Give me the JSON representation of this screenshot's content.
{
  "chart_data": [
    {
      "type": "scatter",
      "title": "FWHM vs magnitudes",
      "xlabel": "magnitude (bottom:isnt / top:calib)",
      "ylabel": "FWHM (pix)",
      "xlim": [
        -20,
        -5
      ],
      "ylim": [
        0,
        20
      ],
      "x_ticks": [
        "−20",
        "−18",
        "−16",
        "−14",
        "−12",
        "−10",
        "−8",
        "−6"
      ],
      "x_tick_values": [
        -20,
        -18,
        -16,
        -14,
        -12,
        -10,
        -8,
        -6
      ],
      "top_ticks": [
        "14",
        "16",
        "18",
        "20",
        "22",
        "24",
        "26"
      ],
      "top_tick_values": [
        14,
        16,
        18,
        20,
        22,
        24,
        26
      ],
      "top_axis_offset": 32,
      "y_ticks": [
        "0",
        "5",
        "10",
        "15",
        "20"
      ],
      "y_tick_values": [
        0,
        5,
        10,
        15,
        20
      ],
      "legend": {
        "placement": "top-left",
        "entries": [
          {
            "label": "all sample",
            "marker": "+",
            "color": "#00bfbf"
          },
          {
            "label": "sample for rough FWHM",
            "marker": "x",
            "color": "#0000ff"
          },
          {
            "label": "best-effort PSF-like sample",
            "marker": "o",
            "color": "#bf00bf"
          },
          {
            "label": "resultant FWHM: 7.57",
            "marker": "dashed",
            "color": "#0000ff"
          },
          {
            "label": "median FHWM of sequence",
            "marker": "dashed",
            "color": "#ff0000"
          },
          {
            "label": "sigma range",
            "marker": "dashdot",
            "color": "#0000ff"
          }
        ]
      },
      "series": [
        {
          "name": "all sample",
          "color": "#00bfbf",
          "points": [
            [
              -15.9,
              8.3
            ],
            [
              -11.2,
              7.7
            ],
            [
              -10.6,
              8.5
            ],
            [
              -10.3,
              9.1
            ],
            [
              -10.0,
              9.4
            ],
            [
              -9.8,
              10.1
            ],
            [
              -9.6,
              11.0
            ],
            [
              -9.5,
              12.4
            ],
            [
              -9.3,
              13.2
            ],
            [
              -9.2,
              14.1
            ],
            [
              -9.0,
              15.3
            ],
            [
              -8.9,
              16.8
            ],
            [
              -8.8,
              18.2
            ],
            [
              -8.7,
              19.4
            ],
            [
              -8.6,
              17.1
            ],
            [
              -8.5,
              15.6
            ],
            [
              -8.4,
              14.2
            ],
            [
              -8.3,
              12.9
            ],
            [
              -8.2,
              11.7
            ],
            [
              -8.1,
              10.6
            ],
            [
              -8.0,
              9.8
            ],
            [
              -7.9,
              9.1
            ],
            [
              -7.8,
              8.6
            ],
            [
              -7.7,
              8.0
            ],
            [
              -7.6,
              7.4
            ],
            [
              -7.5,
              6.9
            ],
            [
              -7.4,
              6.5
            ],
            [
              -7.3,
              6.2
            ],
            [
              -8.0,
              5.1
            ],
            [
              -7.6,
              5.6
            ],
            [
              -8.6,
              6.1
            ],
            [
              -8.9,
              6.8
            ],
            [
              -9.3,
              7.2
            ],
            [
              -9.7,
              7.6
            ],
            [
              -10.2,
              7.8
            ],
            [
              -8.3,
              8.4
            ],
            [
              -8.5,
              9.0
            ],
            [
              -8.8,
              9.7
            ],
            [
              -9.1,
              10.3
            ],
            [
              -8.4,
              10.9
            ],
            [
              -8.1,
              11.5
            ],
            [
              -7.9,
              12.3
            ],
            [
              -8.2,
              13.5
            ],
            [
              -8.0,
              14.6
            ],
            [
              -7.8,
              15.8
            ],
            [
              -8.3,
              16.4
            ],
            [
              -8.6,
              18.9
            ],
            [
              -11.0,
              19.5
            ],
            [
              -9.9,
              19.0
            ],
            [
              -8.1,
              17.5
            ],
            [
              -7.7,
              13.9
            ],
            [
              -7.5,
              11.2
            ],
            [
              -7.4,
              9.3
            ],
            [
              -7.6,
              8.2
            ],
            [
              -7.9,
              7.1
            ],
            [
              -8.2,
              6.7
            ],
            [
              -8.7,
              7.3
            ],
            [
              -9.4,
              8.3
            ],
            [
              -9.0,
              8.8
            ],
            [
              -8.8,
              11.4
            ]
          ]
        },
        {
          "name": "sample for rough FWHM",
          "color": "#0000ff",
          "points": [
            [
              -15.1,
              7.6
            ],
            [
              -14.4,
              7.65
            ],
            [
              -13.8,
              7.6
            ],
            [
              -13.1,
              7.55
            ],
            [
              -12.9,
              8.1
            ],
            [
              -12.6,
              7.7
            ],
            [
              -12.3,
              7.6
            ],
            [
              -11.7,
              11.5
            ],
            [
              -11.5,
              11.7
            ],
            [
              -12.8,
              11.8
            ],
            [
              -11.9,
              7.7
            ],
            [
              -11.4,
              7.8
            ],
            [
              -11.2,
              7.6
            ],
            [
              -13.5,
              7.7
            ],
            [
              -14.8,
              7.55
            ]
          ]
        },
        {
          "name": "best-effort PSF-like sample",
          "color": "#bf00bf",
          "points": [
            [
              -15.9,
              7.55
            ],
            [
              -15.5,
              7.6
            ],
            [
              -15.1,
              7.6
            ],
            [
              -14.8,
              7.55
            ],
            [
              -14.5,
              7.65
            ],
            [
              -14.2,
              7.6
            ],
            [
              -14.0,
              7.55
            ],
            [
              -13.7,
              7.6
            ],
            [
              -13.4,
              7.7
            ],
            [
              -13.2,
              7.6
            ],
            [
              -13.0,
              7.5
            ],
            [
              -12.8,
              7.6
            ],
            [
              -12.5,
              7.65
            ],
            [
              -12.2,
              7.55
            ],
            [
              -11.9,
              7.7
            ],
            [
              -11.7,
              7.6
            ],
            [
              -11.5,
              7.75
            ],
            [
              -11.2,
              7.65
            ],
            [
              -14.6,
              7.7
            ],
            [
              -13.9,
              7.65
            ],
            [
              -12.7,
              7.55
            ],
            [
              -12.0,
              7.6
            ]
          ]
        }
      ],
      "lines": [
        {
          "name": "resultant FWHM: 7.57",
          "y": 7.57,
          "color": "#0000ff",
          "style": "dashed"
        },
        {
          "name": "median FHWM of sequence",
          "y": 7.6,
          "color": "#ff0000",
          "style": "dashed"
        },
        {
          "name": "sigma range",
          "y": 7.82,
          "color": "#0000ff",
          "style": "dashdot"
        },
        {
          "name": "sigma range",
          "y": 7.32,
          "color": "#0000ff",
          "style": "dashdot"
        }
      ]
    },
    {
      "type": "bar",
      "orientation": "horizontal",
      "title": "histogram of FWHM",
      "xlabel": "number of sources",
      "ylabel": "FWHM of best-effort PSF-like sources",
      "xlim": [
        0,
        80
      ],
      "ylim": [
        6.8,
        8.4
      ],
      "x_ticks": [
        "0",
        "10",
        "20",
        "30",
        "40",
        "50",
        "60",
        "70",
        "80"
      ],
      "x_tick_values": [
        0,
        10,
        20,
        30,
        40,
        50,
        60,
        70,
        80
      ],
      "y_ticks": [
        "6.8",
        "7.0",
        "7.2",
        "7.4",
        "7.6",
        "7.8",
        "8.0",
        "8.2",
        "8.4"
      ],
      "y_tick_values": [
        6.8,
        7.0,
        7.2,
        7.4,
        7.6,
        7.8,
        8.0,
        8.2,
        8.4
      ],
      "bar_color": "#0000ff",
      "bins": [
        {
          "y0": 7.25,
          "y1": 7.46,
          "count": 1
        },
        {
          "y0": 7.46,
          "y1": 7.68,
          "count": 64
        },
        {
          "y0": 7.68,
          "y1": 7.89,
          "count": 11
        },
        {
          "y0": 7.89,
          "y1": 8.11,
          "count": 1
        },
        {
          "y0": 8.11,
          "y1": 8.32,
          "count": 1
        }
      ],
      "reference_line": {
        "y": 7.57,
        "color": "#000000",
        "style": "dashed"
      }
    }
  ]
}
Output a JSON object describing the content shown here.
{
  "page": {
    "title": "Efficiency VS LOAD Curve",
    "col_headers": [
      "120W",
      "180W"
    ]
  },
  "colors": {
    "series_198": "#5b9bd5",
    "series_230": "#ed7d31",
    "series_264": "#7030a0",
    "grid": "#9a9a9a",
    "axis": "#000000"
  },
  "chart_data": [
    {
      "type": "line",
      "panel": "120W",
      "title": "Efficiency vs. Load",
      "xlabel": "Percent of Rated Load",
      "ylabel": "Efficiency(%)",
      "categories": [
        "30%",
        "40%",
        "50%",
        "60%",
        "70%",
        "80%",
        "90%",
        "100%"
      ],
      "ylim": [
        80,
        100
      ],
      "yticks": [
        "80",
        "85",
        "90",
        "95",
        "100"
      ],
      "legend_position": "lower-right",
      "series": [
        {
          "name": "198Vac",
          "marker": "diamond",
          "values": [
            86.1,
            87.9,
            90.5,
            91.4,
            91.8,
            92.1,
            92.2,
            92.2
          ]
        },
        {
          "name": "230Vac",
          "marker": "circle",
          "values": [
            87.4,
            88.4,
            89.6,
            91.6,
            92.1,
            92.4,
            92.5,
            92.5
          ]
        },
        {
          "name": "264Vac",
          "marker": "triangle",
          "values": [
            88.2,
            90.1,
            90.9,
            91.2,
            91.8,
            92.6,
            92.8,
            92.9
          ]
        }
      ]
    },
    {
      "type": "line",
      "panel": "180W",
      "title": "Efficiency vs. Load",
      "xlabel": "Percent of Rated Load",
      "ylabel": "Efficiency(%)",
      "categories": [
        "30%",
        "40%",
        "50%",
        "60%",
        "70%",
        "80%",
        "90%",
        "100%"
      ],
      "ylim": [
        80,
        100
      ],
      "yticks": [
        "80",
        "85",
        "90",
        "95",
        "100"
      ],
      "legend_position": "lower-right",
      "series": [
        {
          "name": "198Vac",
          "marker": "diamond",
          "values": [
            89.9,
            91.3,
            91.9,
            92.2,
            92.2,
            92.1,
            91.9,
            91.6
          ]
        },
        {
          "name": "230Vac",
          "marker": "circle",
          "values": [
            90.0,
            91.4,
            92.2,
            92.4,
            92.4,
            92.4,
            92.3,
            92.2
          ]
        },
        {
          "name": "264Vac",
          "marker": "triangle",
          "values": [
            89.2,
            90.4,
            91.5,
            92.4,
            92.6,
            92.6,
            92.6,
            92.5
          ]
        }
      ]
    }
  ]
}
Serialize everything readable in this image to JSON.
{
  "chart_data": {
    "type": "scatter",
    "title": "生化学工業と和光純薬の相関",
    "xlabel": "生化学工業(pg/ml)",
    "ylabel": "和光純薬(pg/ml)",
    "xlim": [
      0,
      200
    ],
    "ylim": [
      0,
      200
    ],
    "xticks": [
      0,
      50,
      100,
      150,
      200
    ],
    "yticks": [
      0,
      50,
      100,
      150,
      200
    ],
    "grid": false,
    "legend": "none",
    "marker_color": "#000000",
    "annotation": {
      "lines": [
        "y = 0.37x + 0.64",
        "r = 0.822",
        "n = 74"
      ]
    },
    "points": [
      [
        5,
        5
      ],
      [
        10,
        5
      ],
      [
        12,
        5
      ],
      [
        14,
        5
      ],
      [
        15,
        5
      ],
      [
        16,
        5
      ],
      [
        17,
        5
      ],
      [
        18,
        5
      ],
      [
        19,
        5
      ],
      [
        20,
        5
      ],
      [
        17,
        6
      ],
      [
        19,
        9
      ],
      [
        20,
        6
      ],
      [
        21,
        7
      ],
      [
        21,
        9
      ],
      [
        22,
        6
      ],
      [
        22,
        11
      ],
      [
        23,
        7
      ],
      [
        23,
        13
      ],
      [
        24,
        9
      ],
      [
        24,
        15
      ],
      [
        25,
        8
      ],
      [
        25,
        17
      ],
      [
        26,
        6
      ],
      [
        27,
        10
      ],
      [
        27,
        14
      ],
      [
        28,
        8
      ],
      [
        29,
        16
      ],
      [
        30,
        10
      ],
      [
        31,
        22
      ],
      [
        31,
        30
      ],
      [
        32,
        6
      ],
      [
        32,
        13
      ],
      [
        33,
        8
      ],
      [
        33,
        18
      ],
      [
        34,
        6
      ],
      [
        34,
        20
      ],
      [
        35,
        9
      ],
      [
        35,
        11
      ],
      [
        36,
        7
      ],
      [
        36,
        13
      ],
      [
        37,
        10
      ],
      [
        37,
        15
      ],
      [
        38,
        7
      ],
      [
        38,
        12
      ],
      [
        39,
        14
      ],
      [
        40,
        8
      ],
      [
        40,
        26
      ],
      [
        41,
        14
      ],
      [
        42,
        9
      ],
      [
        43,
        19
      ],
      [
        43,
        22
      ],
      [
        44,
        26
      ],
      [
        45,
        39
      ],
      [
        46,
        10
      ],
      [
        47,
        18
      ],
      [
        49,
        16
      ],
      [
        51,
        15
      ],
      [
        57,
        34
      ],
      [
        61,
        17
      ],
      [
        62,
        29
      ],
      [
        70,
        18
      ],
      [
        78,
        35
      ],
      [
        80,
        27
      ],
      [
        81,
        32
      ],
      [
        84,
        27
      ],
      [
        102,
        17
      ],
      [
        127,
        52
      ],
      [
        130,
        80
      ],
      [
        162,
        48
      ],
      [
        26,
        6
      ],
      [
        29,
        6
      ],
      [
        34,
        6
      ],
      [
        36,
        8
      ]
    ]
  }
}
-*-*-
» **REQUIRED WORK**
Give only the count of lines in the data that include the string "rough".

» **RESULT OF THE EXERCISE**
2